THE REQUEST:
Only lines holding the string "Model" are wanted; copy each one from the material.

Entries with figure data

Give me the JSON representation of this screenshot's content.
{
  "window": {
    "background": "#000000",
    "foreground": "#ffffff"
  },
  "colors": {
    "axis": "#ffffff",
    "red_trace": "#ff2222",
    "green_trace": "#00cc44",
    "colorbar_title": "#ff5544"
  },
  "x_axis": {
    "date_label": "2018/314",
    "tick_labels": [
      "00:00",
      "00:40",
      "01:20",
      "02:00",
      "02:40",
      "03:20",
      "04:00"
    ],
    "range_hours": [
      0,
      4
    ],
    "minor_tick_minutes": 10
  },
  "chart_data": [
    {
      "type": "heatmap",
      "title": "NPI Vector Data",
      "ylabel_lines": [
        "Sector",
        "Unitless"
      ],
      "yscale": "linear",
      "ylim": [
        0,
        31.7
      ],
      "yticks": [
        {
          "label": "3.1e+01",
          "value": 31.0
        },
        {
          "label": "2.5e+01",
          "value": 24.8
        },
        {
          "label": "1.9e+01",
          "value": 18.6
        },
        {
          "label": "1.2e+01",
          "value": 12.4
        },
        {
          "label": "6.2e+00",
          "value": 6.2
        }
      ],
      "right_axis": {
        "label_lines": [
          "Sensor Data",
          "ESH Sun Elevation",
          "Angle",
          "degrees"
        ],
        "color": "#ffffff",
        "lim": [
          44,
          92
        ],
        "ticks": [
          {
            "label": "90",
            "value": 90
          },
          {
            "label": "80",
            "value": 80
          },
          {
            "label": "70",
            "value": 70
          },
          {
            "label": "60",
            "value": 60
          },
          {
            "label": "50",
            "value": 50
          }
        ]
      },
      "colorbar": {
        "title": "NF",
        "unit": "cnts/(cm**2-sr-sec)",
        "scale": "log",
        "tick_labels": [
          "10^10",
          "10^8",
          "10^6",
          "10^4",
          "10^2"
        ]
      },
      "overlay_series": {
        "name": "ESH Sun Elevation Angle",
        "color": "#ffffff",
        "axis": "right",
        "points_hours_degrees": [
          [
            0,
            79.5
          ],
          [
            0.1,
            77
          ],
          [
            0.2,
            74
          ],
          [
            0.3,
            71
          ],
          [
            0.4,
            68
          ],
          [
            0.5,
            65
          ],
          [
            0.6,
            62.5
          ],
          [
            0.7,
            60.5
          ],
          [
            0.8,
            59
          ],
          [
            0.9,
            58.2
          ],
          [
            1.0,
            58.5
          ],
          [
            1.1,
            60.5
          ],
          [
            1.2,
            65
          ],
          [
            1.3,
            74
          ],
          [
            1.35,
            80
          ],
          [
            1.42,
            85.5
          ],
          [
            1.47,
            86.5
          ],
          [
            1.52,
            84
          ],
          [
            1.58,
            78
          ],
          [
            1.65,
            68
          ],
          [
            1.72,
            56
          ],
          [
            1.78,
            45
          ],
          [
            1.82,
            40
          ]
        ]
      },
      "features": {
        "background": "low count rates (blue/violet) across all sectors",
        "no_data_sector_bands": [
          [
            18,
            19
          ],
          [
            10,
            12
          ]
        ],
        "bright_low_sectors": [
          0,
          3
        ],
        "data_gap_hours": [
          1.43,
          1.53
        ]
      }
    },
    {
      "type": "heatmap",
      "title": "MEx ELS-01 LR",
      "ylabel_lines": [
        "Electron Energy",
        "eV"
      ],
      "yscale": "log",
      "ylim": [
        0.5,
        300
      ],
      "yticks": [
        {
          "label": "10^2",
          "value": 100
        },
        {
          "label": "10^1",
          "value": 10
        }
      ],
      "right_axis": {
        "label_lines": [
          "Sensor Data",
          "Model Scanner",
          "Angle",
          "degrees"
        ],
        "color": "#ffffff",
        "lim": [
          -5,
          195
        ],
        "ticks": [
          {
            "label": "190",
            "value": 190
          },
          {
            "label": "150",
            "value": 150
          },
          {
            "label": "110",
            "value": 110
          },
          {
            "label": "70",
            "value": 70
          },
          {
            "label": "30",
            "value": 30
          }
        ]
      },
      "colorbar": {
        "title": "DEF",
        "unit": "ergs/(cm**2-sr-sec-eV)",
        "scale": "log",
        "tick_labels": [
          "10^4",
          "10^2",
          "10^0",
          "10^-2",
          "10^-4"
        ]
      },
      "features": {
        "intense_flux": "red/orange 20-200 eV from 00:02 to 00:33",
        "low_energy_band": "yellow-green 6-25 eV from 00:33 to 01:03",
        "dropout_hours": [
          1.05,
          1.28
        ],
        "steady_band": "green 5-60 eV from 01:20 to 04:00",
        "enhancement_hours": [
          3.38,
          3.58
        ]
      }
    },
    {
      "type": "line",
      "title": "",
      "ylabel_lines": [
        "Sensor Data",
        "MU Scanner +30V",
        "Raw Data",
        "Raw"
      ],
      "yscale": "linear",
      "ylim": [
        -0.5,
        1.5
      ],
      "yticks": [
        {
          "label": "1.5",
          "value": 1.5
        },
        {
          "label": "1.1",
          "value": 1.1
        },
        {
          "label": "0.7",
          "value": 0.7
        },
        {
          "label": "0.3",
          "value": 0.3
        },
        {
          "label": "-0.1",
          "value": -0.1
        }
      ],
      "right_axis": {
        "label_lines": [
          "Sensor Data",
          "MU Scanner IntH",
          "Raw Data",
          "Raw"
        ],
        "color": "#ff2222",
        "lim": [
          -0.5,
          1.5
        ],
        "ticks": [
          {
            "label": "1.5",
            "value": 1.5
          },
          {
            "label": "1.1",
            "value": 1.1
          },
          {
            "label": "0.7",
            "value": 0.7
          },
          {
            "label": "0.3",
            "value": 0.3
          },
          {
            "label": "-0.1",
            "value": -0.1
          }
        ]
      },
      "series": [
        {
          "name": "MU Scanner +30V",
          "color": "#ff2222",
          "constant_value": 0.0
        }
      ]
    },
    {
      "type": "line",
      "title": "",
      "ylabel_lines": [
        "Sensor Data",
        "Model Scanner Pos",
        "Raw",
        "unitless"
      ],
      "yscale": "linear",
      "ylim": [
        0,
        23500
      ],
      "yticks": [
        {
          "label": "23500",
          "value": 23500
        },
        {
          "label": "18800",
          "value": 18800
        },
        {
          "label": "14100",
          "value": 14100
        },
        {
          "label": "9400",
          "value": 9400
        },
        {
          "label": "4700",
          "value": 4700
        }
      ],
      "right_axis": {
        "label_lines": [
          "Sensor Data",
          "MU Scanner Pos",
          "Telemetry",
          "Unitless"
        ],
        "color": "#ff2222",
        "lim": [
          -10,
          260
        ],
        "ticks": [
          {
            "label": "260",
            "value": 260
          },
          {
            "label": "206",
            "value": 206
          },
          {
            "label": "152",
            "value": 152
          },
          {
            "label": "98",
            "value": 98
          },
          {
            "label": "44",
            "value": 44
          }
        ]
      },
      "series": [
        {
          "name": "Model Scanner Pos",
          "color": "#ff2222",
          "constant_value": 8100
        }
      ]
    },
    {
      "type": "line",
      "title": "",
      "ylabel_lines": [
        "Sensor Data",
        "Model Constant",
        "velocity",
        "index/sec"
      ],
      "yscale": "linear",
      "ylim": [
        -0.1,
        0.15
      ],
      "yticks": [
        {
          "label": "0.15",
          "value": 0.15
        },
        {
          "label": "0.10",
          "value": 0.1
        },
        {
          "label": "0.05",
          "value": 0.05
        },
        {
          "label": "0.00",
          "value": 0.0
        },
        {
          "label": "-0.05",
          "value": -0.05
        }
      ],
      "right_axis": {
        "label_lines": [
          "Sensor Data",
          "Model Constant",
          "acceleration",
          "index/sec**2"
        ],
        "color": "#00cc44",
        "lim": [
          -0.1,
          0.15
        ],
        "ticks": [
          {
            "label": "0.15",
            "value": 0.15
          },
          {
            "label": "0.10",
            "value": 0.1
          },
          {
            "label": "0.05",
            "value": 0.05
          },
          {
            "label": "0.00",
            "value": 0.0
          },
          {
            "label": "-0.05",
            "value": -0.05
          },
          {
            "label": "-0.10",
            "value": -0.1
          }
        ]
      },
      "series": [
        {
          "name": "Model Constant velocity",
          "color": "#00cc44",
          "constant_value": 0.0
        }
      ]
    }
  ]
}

OUTPUT FOR THIS TASK:
          "Model Scanner",
        "Model Scanner Pos",
          "name": "Model Scanner Pos",
        "Model Constant",
          "Model Constant",
          "name": "Model Constant velocity",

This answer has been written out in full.